**TASK OBJECTIVE**. Render every entry exactly as it appears.
^^^^
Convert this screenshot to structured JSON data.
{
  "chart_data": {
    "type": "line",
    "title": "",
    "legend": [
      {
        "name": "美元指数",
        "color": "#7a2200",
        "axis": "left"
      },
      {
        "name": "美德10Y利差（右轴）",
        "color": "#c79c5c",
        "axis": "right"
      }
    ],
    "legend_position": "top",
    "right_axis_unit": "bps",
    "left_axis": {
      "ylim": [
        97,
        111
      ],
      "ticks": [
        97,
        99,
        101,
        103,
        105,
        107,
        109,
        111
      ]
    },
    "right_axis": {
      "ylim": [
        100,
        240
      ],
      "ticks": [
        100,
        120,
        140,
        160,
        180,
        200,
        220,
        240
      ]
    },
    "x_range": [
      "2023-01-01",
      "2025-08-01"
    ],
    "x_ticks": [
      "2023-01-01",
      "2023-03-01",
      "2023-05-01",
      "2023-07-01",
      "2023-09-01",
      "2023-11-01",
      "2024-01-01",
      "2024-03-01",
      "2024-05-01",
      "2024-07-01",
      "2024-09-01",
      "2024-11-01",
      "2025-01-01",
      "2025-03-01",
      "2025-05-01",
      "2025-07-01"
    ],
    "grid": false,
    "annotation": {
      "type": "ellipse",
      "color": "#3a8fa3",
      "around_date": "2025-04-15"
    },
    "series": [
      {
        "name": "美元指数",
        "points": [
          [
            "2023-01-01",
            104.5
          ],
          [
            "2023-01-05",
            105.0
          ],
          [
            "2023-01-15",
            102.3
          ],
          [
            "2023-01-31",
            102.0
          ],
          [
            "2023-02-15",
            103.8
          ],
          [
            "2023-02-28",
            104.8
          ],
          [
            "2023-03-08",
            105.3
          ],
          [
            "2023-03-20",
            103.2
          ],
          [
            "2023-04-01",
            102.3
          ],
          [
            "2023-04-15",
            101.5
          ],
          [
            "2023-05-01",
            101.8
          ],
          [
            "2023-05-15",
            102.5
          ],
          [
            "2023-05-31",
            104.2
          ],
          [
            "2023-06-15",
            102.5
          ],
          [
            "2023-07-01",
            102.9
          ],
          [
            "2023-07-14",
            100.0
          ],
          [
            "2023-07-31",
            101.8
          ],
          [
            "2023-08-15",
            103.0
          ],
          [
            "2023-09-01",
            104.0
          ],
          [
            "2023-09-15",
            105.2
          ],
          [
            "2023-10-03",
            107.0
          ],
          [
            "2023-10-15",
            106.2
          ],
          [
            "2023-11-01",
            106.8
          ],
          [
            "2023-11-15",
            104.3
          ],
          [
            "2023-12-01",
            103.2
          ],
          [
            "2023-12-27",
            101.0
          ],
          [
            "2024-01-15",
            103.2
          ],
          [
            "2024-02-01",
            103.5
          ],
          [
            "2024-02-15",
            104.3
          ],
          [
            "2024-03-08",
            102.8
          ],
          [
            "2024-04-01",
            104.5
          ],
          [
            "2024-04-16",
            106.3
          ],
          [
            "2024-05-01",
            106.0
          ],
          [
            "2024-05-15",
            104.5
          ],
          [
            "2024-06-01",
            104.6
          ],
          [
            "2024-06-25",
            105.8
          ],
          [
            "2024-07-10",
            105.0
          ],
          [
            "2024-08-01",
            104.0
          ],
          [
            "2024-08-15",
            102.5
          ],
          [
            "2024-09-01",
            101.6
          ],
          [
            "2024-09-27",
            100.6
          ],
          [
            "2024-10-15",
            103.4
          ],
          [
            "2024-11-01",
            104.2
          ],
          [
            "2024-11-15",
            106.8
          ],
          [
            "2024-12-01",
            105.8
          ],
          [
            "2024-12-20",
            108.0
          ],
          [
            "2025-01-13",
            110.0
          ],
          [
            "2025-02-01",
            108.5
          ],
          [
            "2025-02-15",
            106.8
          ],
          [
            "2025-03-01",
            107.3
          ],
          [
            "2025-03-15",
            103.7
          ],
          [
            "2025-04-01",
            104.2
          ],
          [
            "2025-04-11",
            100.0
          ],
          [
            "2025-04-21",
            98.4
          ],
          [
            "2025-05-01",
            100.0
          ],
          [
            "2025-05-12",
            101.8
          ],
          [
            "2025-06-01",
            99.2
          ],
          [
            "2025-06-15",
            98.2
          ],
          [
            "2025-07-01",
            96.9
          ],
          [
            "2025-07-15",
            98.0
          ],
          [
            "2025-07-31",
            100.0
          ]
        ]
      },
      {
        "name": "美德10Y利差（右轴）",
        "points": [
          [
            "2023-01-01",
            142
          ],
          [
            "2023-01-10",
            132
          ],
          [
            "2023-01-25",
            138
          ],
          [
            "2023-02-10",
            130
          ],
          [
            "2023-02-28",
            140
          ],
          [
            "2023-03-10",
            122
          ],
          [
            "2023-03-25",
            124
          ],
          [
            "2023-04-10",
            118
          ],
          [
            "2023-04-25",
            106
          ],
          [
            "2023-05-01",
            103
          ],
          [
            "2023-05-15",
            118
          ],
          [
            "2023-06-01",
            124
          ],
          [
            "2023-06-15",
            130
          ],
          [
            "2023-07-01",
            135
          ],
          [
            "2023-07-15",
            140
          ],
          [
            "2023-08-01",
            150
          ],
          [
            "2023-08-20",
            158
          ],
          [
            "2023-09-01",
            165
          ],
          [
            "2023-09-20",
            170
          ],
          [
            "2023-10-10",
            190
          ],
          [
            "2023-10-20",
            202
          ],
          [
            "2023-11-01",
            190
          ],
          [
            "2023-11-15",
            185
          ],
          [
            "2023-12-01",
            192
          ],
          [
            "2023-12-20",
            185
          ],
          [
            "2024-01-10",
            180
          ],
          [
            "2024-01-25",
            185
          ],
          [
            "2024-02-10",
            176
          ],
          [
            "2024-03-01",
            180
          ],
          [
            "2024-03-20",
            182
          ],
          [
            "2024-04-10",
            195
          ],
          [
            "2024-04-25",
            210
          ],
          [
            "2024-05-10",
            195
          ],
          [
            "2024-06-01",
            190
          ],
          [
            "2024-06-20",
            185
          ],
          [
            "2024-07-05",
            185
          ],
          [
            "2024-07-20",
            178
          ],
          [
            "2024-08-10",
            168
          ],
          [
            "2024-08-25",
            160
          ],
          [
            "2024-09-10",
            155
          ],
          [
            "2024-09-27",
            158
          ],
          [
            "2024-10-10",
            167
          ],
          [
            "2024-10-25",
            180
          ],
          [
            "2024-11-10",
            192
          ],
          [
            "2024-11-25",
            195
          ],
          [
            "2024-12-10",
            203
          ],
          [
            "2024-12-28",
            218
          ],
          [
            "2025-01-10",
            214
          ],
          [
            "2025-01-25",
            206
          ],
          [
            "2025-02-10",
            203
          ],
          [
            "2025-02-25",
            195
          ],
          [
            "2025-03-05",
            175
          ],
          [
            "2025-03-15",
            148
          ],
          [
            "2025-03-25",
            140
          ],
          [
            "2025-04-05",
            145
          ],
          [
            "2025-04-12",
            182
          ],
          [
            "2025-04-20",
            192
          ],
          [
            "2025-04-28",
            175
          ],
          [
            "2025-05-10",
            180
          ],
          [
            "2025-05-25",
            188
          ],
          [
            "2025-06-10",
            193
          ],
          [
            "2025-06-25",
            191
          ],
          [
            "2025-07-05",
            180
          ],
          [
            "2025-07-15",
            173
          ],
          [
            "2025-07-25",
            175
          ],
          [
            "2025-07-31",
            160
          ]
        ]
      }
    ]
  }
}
^^^^
**EXERCISE ANSWER**.
Convert this screenshot to structured JSON data.
{
  "chart_data": {
    "type": "line",
    "title": "",
    "legend": [
      {
        "name": "美元指数",
        "color": "#7a2200",
        "axis": "left"
      },
      {
        "name": "美德10Y利差（右轴）",
        "color": "#c79c5c",
        "axis": "right"
      }
    ],
    "legend_position": "top",
    "right_axis_unit": "bps",
    "left_axis": {
      "ylim": [
        97,
        111
      ],
      "ticks": [
        97,
        99,
        101,
        103,
        105,
        107,
        109,
        111
      ]
    },
    "right_axis": {
      "ylim": [
        100,
        240
      ],
      "ticks": [
        100,
        120,
        140,
        160,
        180,
        200,
        220,
        240
      ]
    },
    "x_range": [
      "2023-01-01",
      "2025-08-01"
    ],
    "x_ticks": [
      "2023-01-01",
      "2023-03-01",
      "2023-05-01",
      "2023-07-01",
      "2023-09-01",
      "2023-11-01",
      "2024-01-01",
      "2024-03-01",
      "2024-05-01",
      "2024-07-01",
      "2024-09-01",
      "2024-11-01",
      "2025-01-01",
      "2025-03-01",
      "2025-05-01",
      "2025-07-01"
    ],
    "grid": false,
    "annotation": {
      "type": "ellipse",
      "color": "#3a8fa3",
      "around_date": "2025-04-15"
    },
    "series": [
      {
        "name": "美元指数",
        "points": [
          [
            "2023-01-01",
            104.5
          ],
          [
            "2023-01-05",
            105.0
          ],
          [
            "2023-01-15",
            102.3
          ],
          [
            "2023-01-31",
            102.0
          ],
          [
            "2023-02-15",
            103.8
          ],
          [
            "2023-02-28",
            104.8
          ],
          [
            "2023-03-08",
            105.3
          ],
          [
            "2023-03-20",
            103.2
          ],
          [
            "2023-04-01",
            102.3
          ],
          [
            "2023-04-15",
            101.5
          ],
          [
            "2023-05-01",
            101.8
          ],
          [
            "2023-05-15",
            102.5
          ],
          [
            "2023-05-31",
            104.2
          ],
          [
            "2023-06-15",
            102.5
          ],
          [
            "2023-07-01",
            102.9
          ],
          [
            "2023-07-14",
            100.0
          ],
          [
            "2023-07-31",
            101.8
          ],
          [
            "2023-08-15",
            103.0
          ],
          [
            "2023-09-01",
            104.0
          ],
          [
            "2023-09-15",
            105.2
          ],
          [
            "2023-10-03",
            107.0
          ],
          [
            "2023-10-15",
            106.2
          ],
          [
            "2023-11-01",
            106.8
          ],
          [
            "2023-11-15",
            104.3
          ],
          [
            "2023-12-01",
            103.2
          ],
          [
            "2023-12-27",
            101.0
          ],
          [
            "2024-01-15",
            103.2
          ],
          [
            "2024-02-01",
            103.5
          ],
          [
            "2024-02-15",
            104.3
          ],
          [
            "2024-03-08",
            102.8
          ],
          [
            "2024-04-01",
            104.5
          ],
          [
            "2024-04-16",
            106.3
          ],
          [
            "2024-05-01",
            106.0
          ],
          [
            "2024-05-15",
            104.5
          ],
          [
            "2024-06-01",
            104.6
          ],
          [
            "2024-06-25",
            105.8
          ],
          [
            "2024-07-10",
            105.0
          ],
          [
            "2024-08-01",
            104.0
          ],
          [
            "2024-08-15",
            102.5
          ],
          [
            "2024-09-01",
            101.6
          ],
          [
            "2024-09-27",
            100.6
          ],
          [
            "2024-10-15",
            103.4
          ],
          [
            "2024-11-01",
            104.2
          ],
          [
            "2024-11-15",
            106.8
          ],
          [
            "2024-12-01",
            105.8
          ],
          [
            "2024-12-20",
            108.0
          ],
          [
            "2025-01-13",
            110.0
          ],
          [
            "2025-02-01",
            108.5
          ],
          [
            "2025-02-15",
            106.8
          ],
          [
            "2025-03-01",
            107.3
          ],
          [
            "2025-03-15",
            103.7
          ],
          [
            "2025-04-01",
            104.2
          ],
          [
            "2025-04-11",
            100.0
          ],
          [
            "2025-04-21",
            98.4
          ],
          [
            "2025-05-01",
            100.0
          ],
          [
            "2025-05-12",
            101.8
          ],
          [
            "2025-06-01",
            99.2
          ],
          [
            "2025-06-15",
            98.2
          ],
          [
            "2025-07-01",
            96.9
          ],
          [
            "2025-07-15",
            98.0
          ],
          [
            "2025-07-31",
            100.0
          ]
        ]
      },
      {
        "name": "美德10Y利差（右轴）",
        "points": [
          [
            "2023-01-01",
            142
          ],
          [
            "2023-01-10",
            132
          ],
          [
            "2023-01-25",
            138
          ],
          [
            "2023-02-10",
            130
          ],
          [
            "2023-02-28",
            140
          ],
          [
            "2023-03-10",
            122
          ],
          [
            "2023-03-25",
            124
          ],
          [
            "2023-04-10",
            118
          ],
          [
            "2023-04-25",
            106
          ],
          [
            "2023-05-01",
            103
          ],
          [
            "2023-05-15",
            118
          ],
          [
            "2023-06-01",
            124
          ],
          [
            "2023-06-15",
            130
          ],
          [
            "2023-07-01",
            135
          ],
          [
            "2023-07-15",
            140
          ],
          [
            "2023-08-01",
            150
          ],
          [
            "2023-08-20",
            158
          ],
          [
            "2023-09-01",
            165
          ],
          [
            "2023-09-20",
            170
          ],
          [
            "2023-10-10",
            190
          ],
          [
            "2023-10-20",
            202
          ],
          [
            "2023-11-01",
            190
          ],
          [
            "2023-11-15",
            185
          ],
          [
            "2023-12-01",
            192
          ],
          [
            "2023-12-20",
            185
          ],
          [
            "2024-01-10",
            180
          ],
          [
            "2024-01-25",
            185
          ],
          [
            "2024-02-10",
            176
          ],
          [
            "2024-03-01",
            180
          ],
          [
            "2024-03-20",
            182
          ],
          [
            "2024-04-10",
            195
          ],
          [
            "2024-04-25",
            210
          ],
          [
            "2024-05-10",
            195
          ],
          [
            "2024-06-01",
            190
          ],
          [
            "2024-06-20",
            185
          ],
          [
            "2024-07-05",
            185
          ],
          [
            "2024-07-20",
            178
          ],
          [
            "2024-08-10",
            168
          ],
          [
            "2024-08-25",
            160
          ],
          [
            "2024-09-10",
            155
          ],
          [
            "2024-09-27",
            158
          ],
          [
            "2024-10-10",
            167
          ],
          [
            "2024-10-25",
            180
          ],
          [
            "2024-11-10",
            192
          ],
          [
            "2024-11-25",
            195
          ],
          [
            "2024-12-10",
            203
          ],
          [
            "2024-12-28",
            218
          ],
          [
            "2025-01-10",
            214
          ],
          [
            "2025-01-25",
            206
          ],
          [
            "2025-02-10",
            203
          ],
          [
            "2025-02-25",
            195
          ],
          [
            "2025-03-05",
            175
          ],
          [
            "2025-03-15",
            148
          ],
          [
            "2025-03-25",
            140
          ],
          [
            "2025-04-05",
            145
          ],
          [
            "2025-04-12",
            182
          ],
          [
            "2025-04-20",
            192
          ],
          [
            "2025-04-28",
            175
          ],
          [
            "2025-05-10",
            180
          ],
          [
            "2025-05-25",
            188
          ],
          [
            "2025-06-10",
            193
          ],
          [
            "2025-06-25",
            191
          ],
          [
            "2025-07-05",
            180
          ],
          [
            "2025-07-15",
            173
          ],
          [
            "2025-07-25",
            175
          ],
          [
            "2025-07-31",
            160
          ]
        ]
      }
    ]
  }
}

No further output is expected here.